▶ [EXERCISE PROMPT]: Transcribe each of the records below exactly, excluding all pictures.

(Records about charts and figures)
* start *

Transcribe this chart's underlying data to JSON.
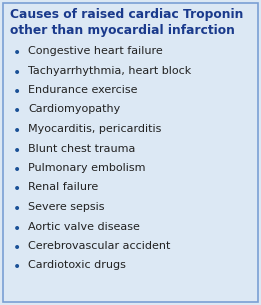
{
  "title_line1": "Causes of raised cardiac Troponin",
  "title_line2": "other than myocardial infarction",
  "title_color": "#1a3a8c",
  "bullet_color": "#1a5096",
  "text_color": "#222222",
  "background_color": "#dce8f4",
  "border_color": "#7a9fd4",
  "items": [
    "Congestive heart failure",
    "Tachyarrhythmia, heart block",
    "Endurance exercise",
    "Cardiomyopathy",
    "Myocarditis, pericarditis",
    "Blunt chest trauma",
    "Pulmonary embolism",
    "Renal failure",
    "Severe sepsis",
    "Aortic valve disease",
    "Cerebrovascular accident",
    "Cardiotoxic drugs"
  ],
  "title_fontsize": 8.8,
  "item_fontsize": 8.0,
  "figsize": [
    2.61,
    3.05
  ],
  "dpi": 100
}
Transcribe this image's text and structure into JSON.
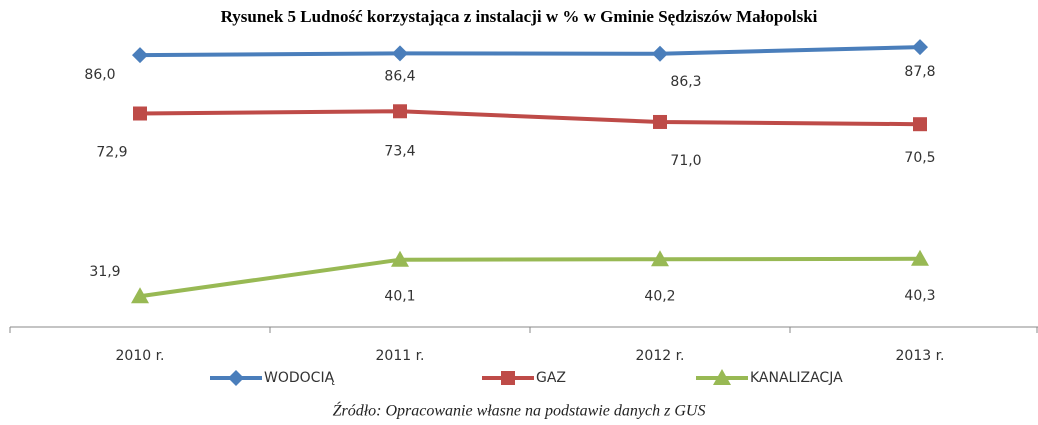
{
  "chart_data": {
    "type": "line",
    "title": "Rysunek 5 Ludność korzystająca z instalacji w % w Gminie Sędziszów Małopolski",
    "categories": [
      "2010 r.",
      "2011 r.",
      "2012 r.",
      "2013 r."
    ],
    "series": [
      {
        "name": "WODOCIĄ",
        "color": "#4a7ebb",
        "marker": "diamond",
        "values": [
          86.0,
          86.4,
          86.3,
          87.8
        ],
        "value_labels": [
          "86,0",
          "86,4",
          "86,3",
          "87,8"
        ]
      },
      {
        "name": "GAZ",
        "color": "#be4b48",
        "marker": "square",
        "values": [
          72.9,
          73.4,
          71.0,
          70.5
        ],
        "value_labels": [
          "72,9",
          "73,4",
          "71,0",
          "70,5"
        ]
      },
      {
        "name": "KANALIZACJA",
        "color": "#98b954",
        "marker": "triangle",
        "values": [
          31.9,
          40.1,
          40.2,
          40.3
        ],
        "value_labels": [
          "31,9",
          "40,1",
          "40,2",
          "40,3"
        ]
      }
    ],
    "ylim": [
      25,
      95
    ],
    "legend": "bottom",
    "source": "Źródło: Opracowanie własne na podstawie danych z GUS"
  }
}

* end *

▶ [THE ANSWER]:
Transcribe this chart's underlying data to JSON.
{
  "title_line1": "Causes of raised cardiac Troponin",
  "title_line2": "other than myocardial infarction",
  "title_color": "#1a3a8c",
  "bullet_color": "#1a5096",
  "text_color": "#222222",
  "background_color": "#dce8f4",
  "border_color": "#7a9fd4",
  "items": [
    "Congestive heart failure",
    "Tachyarrhythmia, heart block",
    "Endurance exercise",
    "Cardiomyopathy",
    "Myocarditis, pericarditis",
    "Blunt chest trauma",
    "Pulmonary embolism",
    "Renal failure",
    "Severe sepsis",
    "Aortic valve disease",
    "Cerebrovascular accident",
    "Cardiotoxic drugs"
  ],
  "title_fontsize": 8.8,
  "item_fontsize": 8.0,
  "figsize": [
    2.61,
    3.05
  ],
  "dpi": 100
}
Transcribe this image's text and structure into JSON.
{
  "chart_data": {
    "type": "line",
    "title": "Rysunek 5 Ludność korzystająca z instalacji w % w Gminie Sędziszów Małopolski",
    "categories": [
      "2010 r.",
      "2011 r.",
      "2012 r.",
      "2013 r."
    ],
    "series": [
      {
        "name": "WODOCIĄ",
        "color": "#4a7ebb",
        "marker": "diamond",
        "values": [
          86.0,
          86.4,
          86.3,
          87.8
        ],
        "value_labels": [
          "86,0",
          "86,4",
          "86,3",
          "87,8"
        ]
      },
      {
        "name": "GAZ",
        "color": "#be4b48",
        "marker": "square",
        "values": [
          72.9,
          73.4,
          71.0,
          70.5
        ],
        "value_labels": [
          "72,9",
          "73,4",
          "71,0",
          "70,5"
        ]
      },
      {
        "name": "KANALIZACJA",
        "color": "#98b954",
        "marker": "triangle",
        "values": [
          31.9,
          40.1,
          40.2,
          40.3
        ],
        "value_labels": [
          "31,9",
          "40,1",
          "40,2",
          "40,3"
        ]
      }
    ],
    "ylim": [
      25,
      95
    ],
    "legend": "bottom",
    "source": "Źródło: Opracowanie własne na podstawie danych z GUS"
  }
}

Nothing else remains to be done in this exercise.